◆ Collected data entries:
##########
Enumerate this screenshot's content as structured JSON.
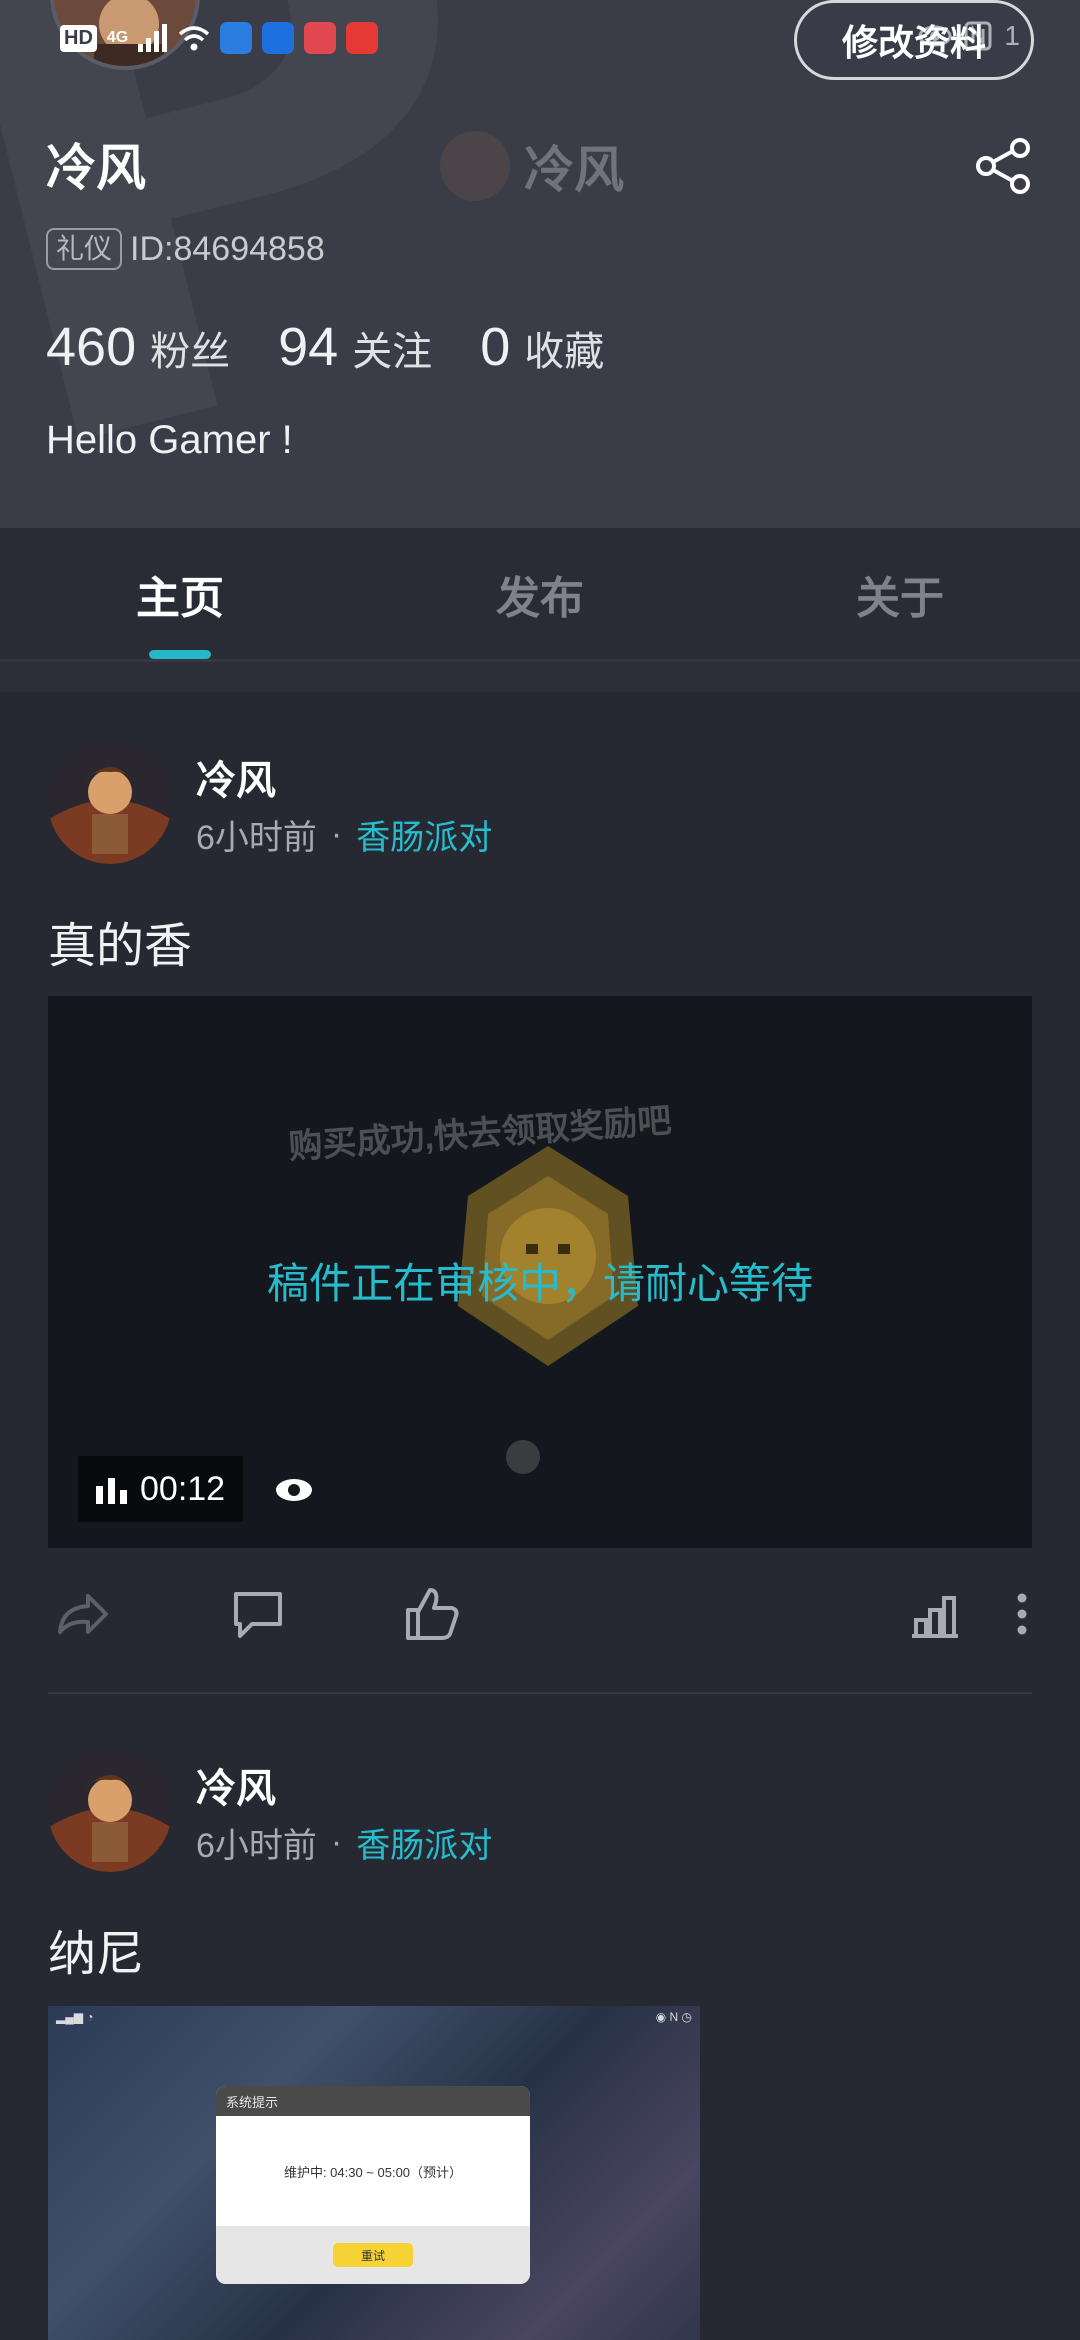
{
  "status_bar": {
    "hd": "HD",
    "network": "4G",
    "right_digit": "1"
  },
  "profile": {
    "edit_label": "修改资料",
    "name": "冷风",
    "role_badge": "礼仪",
    "id_text": "ID:84694858",
    "stats": [
      {
        "num": "460",
        "label": "粉丝"
      },
      {
        "num": "94",
        "label": "关注"
      },
      {
        "num": "0",
        "label": "收藏"
      }
    ],
    "bio": "Hello Gamer !"
  },
  "tabs": [
    {
      "label": "主页",
      "active": true
    },
    {
      "label": "发布",
      "active": false
    },
    {
      "label": "关于",
      "active": false
    }
  ],
  "posts": [
    {
      "author": "冷风",
      "time": "6小时前",
      "topic": "香肠派对",
      "text": "真的香",
      "video": {
        "bg_text": "购买成功,快去领取奖励吧",
        "status": "稿件正在审核中，请耐心等待",
        "duration": "00:12"
      }
    },
    {
      "author": "冷风",
      "time": "6小时前",
      "topic": "香肠派对",
      "text": "纳尼",
      "screenshot": {
        "dialog_title": "系统提示",
        "dialog_message": "维护中: 04:30 ~ 05:00（预计）",
        "dialog_button": "重试"
      }
    }
  ],
  "colors": {
    "accent": "#26bccb",
    "background": "#262832",
    "header": "#3a3d48"
  }
}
##########
Transcribe the whole listing exactly. Pictures are excluded.

Enumerate this screenshot's content as structured JSON.
{
  "status_bar": {
    "hd": "HD",
    "network": "4G",
    "right_digit": "1"
  },
  "profile": {
    "edit_label": "修改资料",
    "name": "冷风",
    "role_badge": "礼仪",
    "id_text": "ID:84694858",
    "stats": [
      {
        "num": "460",
        "label": "粉丝"
      },
      {
        "num": "94",
        "label": "关注"
      },
      {
        "num": "0",
        "label": "收藏"
      }
    ],
    "bio": "Hello Gamer !"
  },
  "tabs": [
    {
      "label": "主页",
      "active": true
    },
    {
      "label": "发布",
      "active": false
    },
    {
      "label": "关于",
      "active": false
    }
  ],
  "posts": [
    {
      "author": "冷风",
      "time": "6小时前",
      "topic": "香肠派对",
      "text": "真的香",
      "video": {
        "bg_text": "购买成功,快去领取奖励吧",
        "status": "稿件正在审核中，请耐心等待",
        "duration": "00:12"
      }
    },
    {
      "author": "冷风",
      "time": "6小时前",
      "topic": "香肠派对",
      "text": "纳尼",
      "screenshot": {
        "dialog_title": "系统提示",
        "dialog_message": "维护中: 04:30 ~ 05:00（预计）",
        "dialog_button": "重试"
      }
    }
  ],
  "colors": {
    "accent": "#26bccb",
    "background": "#262832",
    "header": "#3a3d48"
  }
}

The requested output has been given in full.